Sunday, October 5, 2008

My Sunday column

When asked in what colors his Model Ts would be available, Henry Ford is rumored to have responded “Any color you want as long as it is black.”
A similar answer was given to the masses of Dalton this week. City residents could have any school superintendent they wanted to replace retiring superintendent Orval Porter, as long as that superintendent was Jim Hawkins of Killeen, Texas.
Hawkins will be taking over the position, which taxpayers fund at a handsome rate, in January. He was selected after school board chairman Steve Williams found a bottle bobbing against the side of his swimming pool. Inside the bottle was a slip of paper with the words, “Hire Jim Hawkins of Killeen, Texas, to replace Porter” on it. Intrigued, Williams looked into the matter, liked what he found and quickly got his fellow board members — does anyone even know their names — to sign on. Presto, chango, Dalton has its next school superintendent.
At least, that’s one version of the story floating around.
(Another theory involves the Freemasons, the Trilateral Commission, the Mossad and the assassination of President McKinley, but I find that one a little far fetched.)

**GIVEN TASK 1**
Please transcribe the column from "Hawkins will be" to "next school superintendent.".

**TASK MATERIAL**

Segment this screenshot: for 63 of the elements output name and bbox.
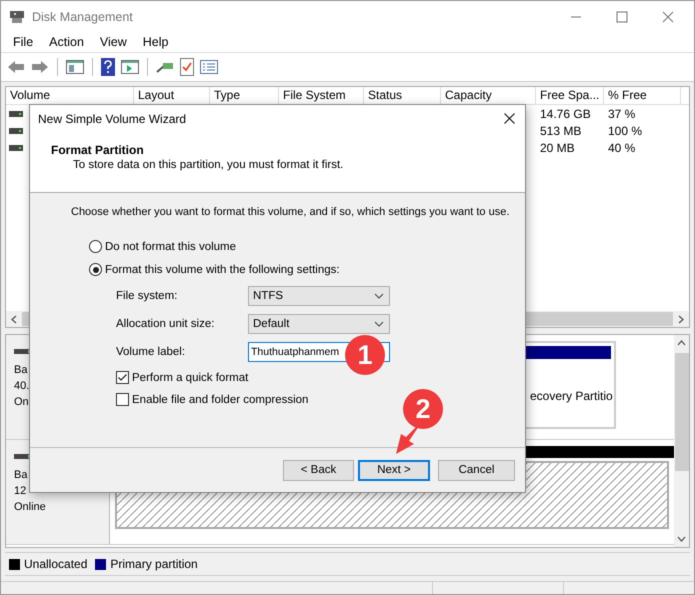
window-title: Disk Management <box>32 10 133 24</box>
radio-button[interactable] <box>89 263 102 276</box>
legend-label: Primary partition <box>110 557 198 571</box>
field-label: Allocation unit size: <box>116 318 216 330</box>
scroll-right-icon[interactable] <box>678 314 684 324</box>
legend-label: Unallocated <box>24 557 88 571</box>
scroll-up-icon[interactable] <box>677 340 686 346</box>
radio-label[interactable]: Do not format this volume <box>105 240 236 252</box>
help-icon[interactable] <box>101 58 115 76</box>
disk-info-text: Online <box>14 500 47 515</box>
drive-icon <box>9 144 23 150</box>
scroll-left-icon[interactable] <box>11 314 17 324</box>
table-cell-text: 14.76 GB <box>539 106 592 120</box>
instruction-text: Choose whether you want to format this volume, and if so, which settings you want to use. <box>71 206 510 218</box>
radio-label[interactable]: Format this volume with the following settings: <box>105 264 340 276</box>
page-subtitle: To store data on this partition, you must format it first. <box>73 159 344 171</box>
vertical-scrollbar[interactable] <box>674 335 689 547</box>
column-header[interactable]: % Free <box>604 87 681 104</box>
back-arrow-icon[interactable] <box>7 60 25 74</box>
action-panel-icon[interactable] <box>121 60 139 74</box>
disk-info-text: On <box>14 395 30 410</box>
drive-icon <box>9 110 23 116</box>
checkbox[interactable] <box>116 393 129 406</box>
console-panel-icon[interactable] <box>66 60 84 74</box>
disk-icon <box>9 10 25 24</box>
chevron-down-icon <box>374 321 384 327</box>
connect-icon[interactable] <box>156 60 174 74</box>
close-icon[interactable] <box>504 113 515 124</box>
checkbox-label[interactable]: Enable file and folder compression <box>132 394 308 406</box>
checkbox[interactable] <box>116 371 129 384</box>
forward-arrow-icon[interactable] <box>31 60 49 74</box>
disk-info-text: 12 <box>14 484 28 499</box>
disk-info-text: 40. <box>14 379 30 394</box>
table-cell-text: 100 % <box>607 124 644 138</box>
field-label: File system: <box>116 290 178 302</box>
menu-item[interactable]: Action <box>41 35 92 49</box>
dialog-button[interactable]: Cancel <box>438 460 515 480</box>
table-cell-text: 513 MB <box>539 124 582 138</box>
table-cell-text: 20 MB <box>539 140 576 154</box>
dropdown[interactable]: NTFS <box>248 286 390 306</box>
chevron-down-icon <box>374 293 384 299</box>
drive-icon <box>9 128 23 134</box>
maximize-icon[interactable] <box>616 10 628 22</box>
dialog-button[interactable]: Next > <box>358 460 430 480</box>
disk-info-text: Ba <box>14 363 28 378</box>
table-cell-text: 40 % <box>607 140 636 154</box>
field-label: Volume label: <box>116 346 186 358</box>
partition-label: ecovery Partitio <box>530 389 613 403</box>
disk-info-text: Ba <box>14 468 28 483</box>
checkbox-label[interactable]: Perform a quick format <box>132 372 248 384</box>
dropdown[interactable]: Default <box>248 314 390 334</box>
page-heading: Format Partition <box>51 143 145 157</box>
column-header[interactable]: Free Spa... <box>536 87 604 104</box>
properties-icon[interactable] <box>200 60 218 74</box>
table-cell-text: 37 % <box>607 106 636 120</box>
dialog-title: New Simple Volume Wizard <box>38 112 186 126</box>
radio-button[interactable] <box>89 240 102 253</box>
scroll-down-icon[interactable] <box>677 536 686 542</box>
menu-item[interactable]: View <box>92 35 135 49</box>
dialog-button[interactable]: < Back <box>283 460 354 480</box>
checklist-icon[interactable] <box>180 58 194 76</box>
menu-item[interactable]: File <box>5 35 42 49</box>
menu-item[interactable]: Help <box>134 35 176 49</box>
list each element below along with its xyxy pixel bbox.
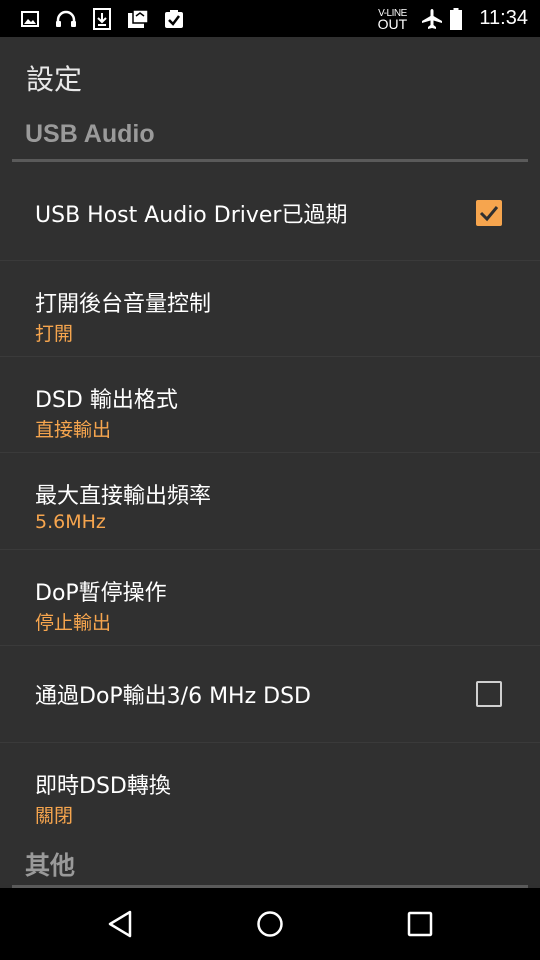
airplane-icon	[419, 0, 445, 37]
recents-icon	[407, 911, 433, 937]
pref-title: 即時DSD轉換	[35, 774, 171, 799]
pref-summary: 停止輸出	[35, 612, 112, 634]
home-icon	[257, 911, 283, 937]
clock: 11:34	[479, 7, 528, 29]
battery-icon	[445, 0, 467, 37]
pref-summary: 打開	[35, 323, 74, 345]
pref-dop-output-3-6-mhz-dsd[interactable]: 通過DoP輸出3/6 MHz DSD	[0, 646, 540, 743]
pref-title: 通過DoP輸出3/6 MHz DSD	[35, 684, 311, 709]
pref-summary: 直接輸出	[35, 419, 112, 441]
image-icon	[12, 0, 48, 37]
driver-expired-checkbox[interactable]	[476, 199, 502, 226]
check-icon	[479, 205, 499, 221]
pref-usb-host-driver-expired[interactable]: USB Host Audio Driver已過期	[0, 165, 540, 261]
clipboard-icon	[120, 0, 156, 37]
navigation-bar	[0, 888, 540, 960]
pref-title: DoP暫停操作	[35, 581, 167, 606]
status-bar: V-LINE OUT 11:34	[0, 0, 540, 37]
pref-max-direct-output-rate[interactable]: 最大直接輸出頻率 5.6MHz	[0, 453, 540, 550]
section-header-usb-audio: USB Audio	[12, 120, 528, 162]
back-button[interactable]	[70, 888, 170, 960]
pref-dop-pause-operation[interactable]: DoP暫停操作 停止輸出	[0, 550, 540, 646]
pref-title: 打開後台音量控制	[35, 292, 212, 317]
pref-title: DSD 輸出格式	[35, 388, 178, 413]
download-icon	[84, 0, 120, 37]
section-header-other: 其他	[12, 846, 528, 888]
pref-summary: 5.6MHz	[35, 511, 106, 533]
home-button[interactable]	[220, 888, 320, 960]
page-title: 設定	[26, 63, 83, 96]
pref-title: USB Host Audio Driver已過期	[35, 202, 348, 228]
pref-title: 最大直接輸出頻率	[35, 484, 212, 509]
pref-realtime-dsd-conversion[interactable]: 即時DSD轉換 關閉	[0, 743, 540, 843]
pref-dsd-output-format[interactable]: DSD 輸出格式 直接輸出	[0, 357, 540, 453]
section-header-label: USB Audio	[25, 120, 155, 148]
recents-button[interactable]	[370, 888, 470, 960]
pref-background-volume-control[interactable]: 打開後台音量控制 打開	[0, 261, 540, 357]
section-header-label: 其他	[25, 852, 76, 880]
pref-summary: 關閉	[35, 805, 74, 827]
task-check-icon	[156, 0, 192, 37]
dop-3-6-checkbox[interactable]	[476, 681, 502, 707]
back-icon	[108, 910, 132, 938]
vline-out-indicator: V-LINE OUT	[377, 7, 408, 32]
headphones-icon	[48, 0, 84, 37]
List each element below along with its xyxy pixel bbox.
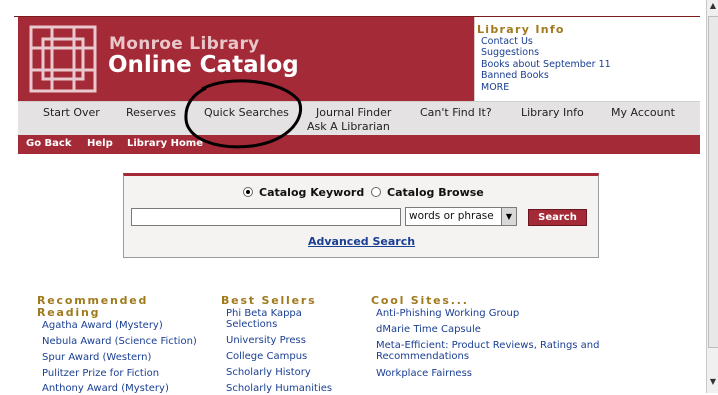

**GIVEN TASK 2**
Pull out every line of the listing that contains the string "打開後台音量控制". Case counts.

**CORRECT RESPONSE 1**
Hawkins will be taking over the position, which taxpayers fund at a handsome rate, in January. He was selected after school board chairman Steve Williams found a bottle bobbing against the side of his swimming pool. Inside the bottle was a slip of paper with the words, “Hire Jim Hawkins of Killeen, Texas, to replace Porter” on it. Intrigued, Williams looked into the matter, liked what he found and quickly got his fellow board members — does anyone even know their names — to sign on. Presto, chango, Dalton has its next school superintendent.

**CORRECT RESPONSE 2**
pref-title: 打開後台音量控制	[35, 292, 212, 317]
pref-background-volume-control[interactable]: 打開後台音量控制 打開	[0, 261, 540, 357]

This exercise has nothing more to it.